>> begin DATA SUPPLIED

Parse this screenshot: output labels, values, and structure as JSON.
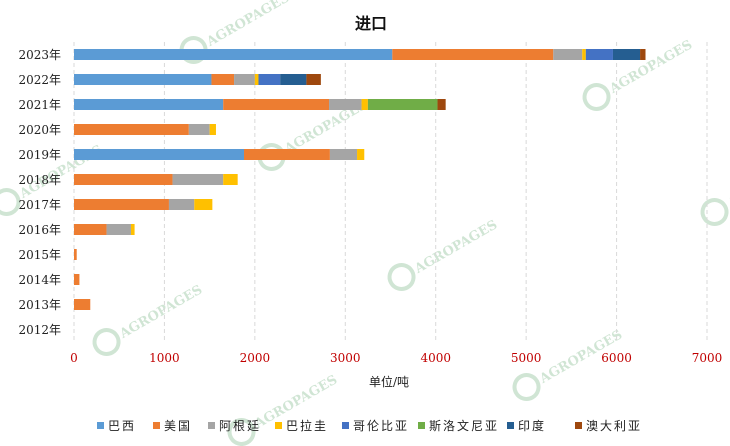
{
  "chart_data": {
    "type": "bar",
    "orientation": "horizontal",
    "stacked": true,
    "title": "进口",
    "xlabel": "单位/吨",
    "ylabel": "",
    "xlim": [
      0,
      7000
    ],
    "xticks": [
      0,
      1000,
      2000,
      3000,
      4000,
      5000,
      6000,
      7000
    ],
    "grid": "vertical-dashed",
    "legend_position": "bottom",
    "categories": [
      "2023年",
      "2022年",
      "2021年",
      "2020年",
      "2019年",
      "2018年",
      "2017年",
      "2016年",
      "2015年",
      "2014年",
      "2013年",
      "2012年"
    ],
    "series": [
      {
        "name": "巴西",
        "color": "#5b9bd5",
        "values": [
          3520,
          1520,
          1650,
          0,
          1880,
          0,
          0,
          0,
          0,
          0,
          0,
          0
        ]
      },
      {
        "name": "美国",
        "color": "#ed7d31",
        "values": [
          1780,
          250,
          1170,
          1270,
          950,
          1090,
          1050,
          360,
          30,
          60,
          180,
          0
        ]
      },
      {
        "name": "阿根廷",
        "color": "#a5a5a5",
        "values": [
          320,
          230,
          360,
          230,
          300,
          560,
          280,
          270,
          0,
          0,
          0,
          0
        ]
      },
      {
        "name": "巴拉圭",
        "color": "#ffc000",
        "values": [
          40,
          40,
          70,
          70,
          80,
          160,
          200,
          40,
          0,
          0,
          0,
          0
        ]
      },
      {
        "name": "哥伦比亚",
        "color": "#4472c4",
        "values": [
          300,
          240,
          0,
          0,
          0,
          0,
          0,
          0,
          0,
          0,
          0,
          0
        ]
      },
      {
        "name": "斯洛文尼亚",
        "color": "#70ad47",
        "values": [
          0,
          0,
          770,
          0,
          0,
          0,
          0,
          0,
          0,
          0,
          0,
          0
        ]
      },
      {
        "name": "印度",
        "color": "#255e91",
        "values": [
          300,
          290,
          0,
          0,
          0,
          0,
          0,
          0,
          0,
          0,
          0,
          0
        ]
      },
      {
        "name": "澳大利亚",
        "color": "#9e480e",
        "values": [
          60,
          160,
          90,
          0,
          0,
          0,
          0,
          0,
          0,
          0,
          0,
          0
        ]
      }
    ]
  },
  "watermark": {
    "text": "AGROPAGES",
    "color": "#5aa469"
  }
}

>> end DATA SUPPLIED

PROBLEM DESCRIPTION:
Examine the data above and state how many of its lines contain the word "color", with no further remarks.

RESULT OF THE TASK:
9